Goal of the exercise
Copy the records exactly. Every line must match.

Dataset entries

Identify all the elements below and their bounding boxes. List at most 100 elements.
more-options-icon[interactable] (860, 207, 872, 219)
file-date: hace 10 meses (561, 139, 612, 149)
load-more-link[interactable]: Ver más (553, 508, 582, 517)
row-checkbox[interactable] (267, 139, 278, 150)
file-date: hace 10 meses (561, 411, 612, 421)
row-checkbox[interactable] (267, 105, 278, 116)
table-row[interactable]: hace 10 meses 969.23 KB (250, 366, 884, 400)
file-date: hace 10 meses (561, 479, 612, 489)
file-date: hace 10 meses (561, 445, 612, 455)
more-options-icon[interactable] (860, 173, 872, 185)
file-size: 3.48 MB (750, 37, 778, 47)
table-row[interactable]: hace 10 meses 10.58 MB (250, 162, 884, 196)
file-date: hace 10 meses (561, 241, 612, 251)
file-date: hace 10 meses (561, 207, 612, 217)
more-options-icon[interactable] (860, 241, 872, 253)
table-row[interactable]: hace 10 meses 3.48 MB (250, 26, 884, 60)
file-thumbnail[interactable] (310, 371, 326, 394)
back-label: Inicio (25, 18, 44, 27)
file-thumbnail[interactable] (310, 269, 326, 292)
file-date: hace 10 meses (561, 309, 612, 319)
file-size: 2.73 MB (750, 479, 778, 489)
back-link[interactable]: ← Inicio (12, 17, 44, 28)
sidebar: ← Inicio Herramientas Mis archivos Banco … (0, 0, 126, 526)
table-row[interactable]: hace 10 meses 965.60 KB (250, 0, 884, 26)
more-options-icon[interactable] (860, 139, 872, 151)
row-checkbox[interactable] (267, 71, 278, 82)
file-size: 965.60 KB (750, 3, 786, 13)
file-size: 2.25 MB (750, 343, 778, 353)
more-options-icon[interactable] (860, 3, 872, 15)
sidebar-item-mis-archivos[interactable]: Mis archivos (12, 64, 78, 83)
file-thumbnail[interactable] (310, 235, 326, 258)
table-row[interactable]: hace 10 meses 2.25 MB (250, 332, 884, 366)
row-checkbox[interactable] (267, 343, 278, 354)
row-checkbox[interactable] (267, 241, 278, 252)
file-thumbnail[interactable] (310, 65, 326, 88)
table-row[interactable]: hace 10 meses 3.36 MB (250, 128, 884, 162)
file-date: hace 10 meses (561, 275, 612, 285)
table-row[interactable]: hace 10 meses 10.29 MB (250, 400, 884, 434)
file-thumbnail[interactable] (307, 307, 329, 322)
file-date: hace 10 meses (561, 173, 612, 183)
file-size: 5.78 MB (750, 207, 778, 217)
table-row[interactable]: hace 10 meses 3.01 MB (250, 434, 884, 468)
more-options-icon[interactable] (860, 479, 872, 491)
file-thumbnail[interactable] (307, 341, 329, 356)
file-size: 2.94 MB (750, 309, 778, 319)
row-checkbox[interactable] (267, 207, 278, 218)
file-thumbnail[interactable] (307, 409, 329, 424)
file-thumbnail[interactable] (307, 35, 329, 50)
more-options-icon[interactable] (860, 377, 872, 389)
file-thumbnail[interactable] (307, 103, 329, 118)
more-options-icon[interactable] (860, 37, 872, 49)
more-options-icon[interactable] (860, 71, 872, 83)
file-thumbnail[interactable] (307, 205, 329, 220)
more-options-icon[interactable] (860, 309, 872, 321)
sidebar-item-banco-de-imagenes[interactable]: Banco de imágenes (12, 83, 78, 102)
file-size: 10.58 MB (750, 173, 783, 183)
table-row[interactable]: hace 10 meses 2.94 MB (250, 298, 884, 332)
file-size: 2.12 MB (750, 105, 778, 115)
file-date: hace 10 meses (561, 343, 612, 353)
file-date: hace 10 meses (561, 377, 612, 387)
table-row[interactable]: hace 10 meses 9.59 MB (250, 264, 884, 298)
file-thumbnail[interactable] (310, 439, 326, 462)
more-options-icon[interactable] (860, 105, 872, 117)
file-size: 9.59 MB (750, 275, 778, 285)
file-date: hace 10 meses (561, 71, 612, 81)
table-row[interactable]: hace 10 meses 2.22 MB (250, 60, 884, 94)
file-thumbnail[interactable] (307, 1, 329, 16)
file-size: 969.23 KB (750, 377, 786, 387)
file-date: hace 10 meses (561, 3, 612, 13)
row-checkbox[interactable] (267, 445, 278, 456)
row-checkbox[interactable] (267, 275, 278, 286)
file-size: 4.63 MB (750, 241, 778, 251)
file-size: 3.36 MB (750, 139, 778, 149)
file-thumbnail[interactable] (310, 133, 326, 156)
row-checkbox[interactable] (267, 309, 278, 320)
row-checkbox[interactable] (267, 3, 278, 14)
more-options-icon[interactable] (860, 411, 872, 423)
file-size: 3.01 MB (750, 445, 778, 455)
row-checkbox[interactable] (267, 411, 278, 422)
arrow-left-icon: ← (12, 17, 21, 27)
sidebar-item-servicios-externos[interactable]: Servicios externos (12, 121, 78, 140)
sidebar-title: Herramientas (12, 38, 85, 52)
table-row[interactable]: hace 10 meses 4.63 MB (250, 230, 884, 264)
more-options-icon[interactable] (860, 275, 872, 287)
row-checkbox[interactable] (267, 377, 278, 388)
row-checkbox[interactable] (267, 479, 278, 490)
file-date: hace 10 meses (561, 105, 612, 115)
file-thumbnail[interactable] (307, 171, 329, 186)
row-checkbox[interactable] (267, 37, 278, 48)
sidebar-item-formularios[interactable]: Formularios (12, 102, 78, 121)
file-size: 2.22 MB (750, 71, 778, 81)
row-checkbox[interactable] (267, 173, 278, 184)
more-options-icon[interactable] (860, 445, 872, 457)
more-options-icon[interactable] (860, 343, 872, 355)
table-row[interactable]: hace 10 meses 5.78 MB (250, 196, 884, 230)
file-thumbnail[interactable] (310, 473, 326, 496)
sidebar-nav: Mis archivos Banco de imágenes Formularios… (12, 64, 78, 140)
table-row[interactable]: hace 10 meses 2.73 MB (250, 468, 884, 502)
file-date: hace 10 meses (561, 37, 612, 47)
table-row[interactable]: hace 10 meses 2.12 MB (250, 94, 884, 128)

Written response
Identify all the elements below and their bounding boxes. List at most 100 elements.
more-options-icon[interactable] (860, 207, 872, 219)
file-date: hace 10 meses (561, 139, 612, 149)
load-more-link[interactable]: Ver más (553, 508, 582, 517)
row-checkbox[interactable] (267, 139, 278, 150)
file-date: hace 10 meses (561, 411, 612, 421)
row-checkbox[interactable] (267, 105, 278, 116)
table-row[interactable]: hace 10 meses 969.23 KB (250, 366, 884, 400)
file-date: hace 10 meses (561, 479, 612, 489)
file-date: hace 10 meses (561, 445, 612, 455)
more-options-icon[interactable] (860, 173, 872, 185)
file-size: 3.48 MB (750, 37, 778, 47)
table-row[interactable]: hace 10 meses 10.58 MB (250, 162, 884, 196)
file-date: hace 10 meses (561, 241, 612, 251)
file-date: hace 10 meses (561, 207, 612, 217)
more-options-icon[interactable] (860, 241, 872, 253)
table-row[interactable]: hace 10 meses 3.48 MB (250, 26, 884, 60)
file-thumbnail[interactable] (310, 371, 326, 394)
back-label: Inicio (25, 18, 44, 27)
file-thumbnail[interactable] (310, 269, 326, 292)
file-date: hace 10 meses (561, 309, 612, 319)
file-size: 2.73 MB (750, 479, 778, 489)
back-link[interactable]: ← Inicio (12, 17, 44, 28)
sidebar: ← Inicio Herramientas Mis archivos Banco … (0, 0, 126, 526)
table-row[interactable]: hace 10 meses 965.60 KB (250, 0, 884, 26)
more-options-icon[interactable] (860, 139, 872, 151)
row-checkbox[interactable] (267, 71, 278, 82)
file-size: 965.60 KB (750, 3, 786, 13)
file-size: 2.25 MB (750, 343, 778, 353)
more-options-icon[interactable] (860, 3, 872, 15)
sidebar-item-mis-archivos[interactable]: Mis archivos (12, 64, 78, 83)
file-thumbnail[interactable] (310, 235, 326, 258)
table-row[interactable]: hace 10 meses 2.25 MB (250, 332, 884, 366)
row-checkbox[interactable] (267, 343, 278, 354)
row-checkbox[interactable] (267, 241, 278, 252)
file-thumbnail[interactable] (310, 65, 326, 88)
table-row[interactable]: hace 10 meses 3.36 MB (250, 128, 884, 162)
file-date: hace 10 meses (561, 275, 612, 285)
table-row[interactable]: hace 10 meses 10.29 MB (250, 400, 884, 434)
file-thumbnail[interactable] (307, 307, 329, 322)
file-date: hace 10 meses (561, 173, 612, 183)
file-size: 5.78 MB (750, 207, 778, 217)
table-row[interactable]: hace 10 meses 3.01 MB (250, 434, 884, 468)
more-options-icon[interactable] (860, 479, 872, 491)
file-thumbnail[interactable] (307, 341, 329, 356)
file-size: 2.94 MB (750, 309, 778, 319)
row-checkbox[interactable] (267, 207, 278, 218)
file-thumbnail[interactable] (307, 409, 329, 424)
file-thumbnail[interactable] (307, 35, 329, 50)
more-options-icon[interactable] (860, 377, 872, 389)
file-thumbnail[interactable] (307, 103, 329, 118)
more-options-icon[interactable] (860, 37, 872, 49)
more-options-icon[interactable] (860, 71, 872, 83)
file-thumbnail[interactable] (307, 205, 329, 220)
more-options-icon[interactable] (860, 309, 872, 321)
sidebar-item-banco-de-imagenes[interactable]: Banco de imágenes (12, 83, 78, 102)
file-size: 10.58 MB (750, 173, 783, 183)
table-row[interactable]: hace 10 meses 2.94 MB (250, 298, 884, 332)
file-size: 2.12 MB (750, 105, 778, 115)
file-date: hace 10 meses (561, 343, 612, 353)
file-date: hace 10 meses (561, 377, 612, 387)
table-row[interactable]: hace 10 meses 9.59 MB (250, 264, 884, 298)
file-thumbnail[interactable] (310, 439, 326, 462)
more-options-icon[interactable] (860, 105, 872, 117)
file-size: 9.59 MB (750, 275, 778, 285)
file-date: hace 10 meses (561, 71, 612, 81)
table-row[interactable]: hace 10 meses 2.22 MB (250, 60, 884, 94)
file-thumbnail[interactable] (307, 1, 329, 16)
file-size: 969.23 KB (750, 377, 786, 387)
file-date: hace 10 meses (561, 3, 612, 13)
row-checkbox[interactable] (267, 445, 278, 456)
row-checkbox[interactable] (267, 275, 278, 286)
file-size: 4.63 MB (750, 241, 778, 251)
file-size: 3.36 MB (750, 139, 778, 149)
file-thumbnail[interactable] (310, 133, 326, 156)
row-checkbox[interactable] (267, 309, 278, 320)
row-checkbox[interactable] (267, 3, 278, 14)
more-options-icon[interactable] (860, 411, 872, 423)
file-size: 3.01 MB (750, 445, 778, 455)
row-checkbox[interactable] (267, 411, 278, 422)
arrow-left-icon: ← (12, 17, 21, 27)
sidebar-item-servicios-externos[interactable]: Servicios externos (12, 121, 78, 140)
sidebar-title: Herramientas (12, 38, 85, 52)
table-row[interactable]: hace 10 meses 4.63 MB (250, 230, 884, 264)
more-options-icon[interactable] (860, 275, 872, 287)
row-checkbox[interactable] (267, 377, 278, 388)
row-checkbox[interactable] (267, 479, 278, 490)
file-date: hace 10 meses (561, 105, 612, 115)
file-thumbnail[interactable] (307, 171, 329, 186)
row-checkbox[interactable] (267, 37, 278, 48)
sidebar-item-formularios[interactable]: Formularios (12, 102, 78, 121)
file-size: 2.22 MB (750, 71, 778, 81)
row-checkbox[interactable] (267, 173, 278, 184)
more-options-icon[interactable] (860, 445, 872, 457)
more-options-icon[interactable] (860, 343, 872, 355)
table-row[interactable]: hace 10 meses 5.78 MB (250, 196, 884, 230)
file-thumbnail[interactable] (310, 473, 326, 496)
sidebar-nav: Mis archivos Banco de imágenes Formularios… (12, 64, 78, 140)
table-row[interactable]: hace 10 meses 2.73 MB (250, 468, 884, 502)
file-date: hace 10 meses (561, 37, 612, 47)
table-row[interactable]: hace 10 meses 2.12 MB (250, 94, 884, 128)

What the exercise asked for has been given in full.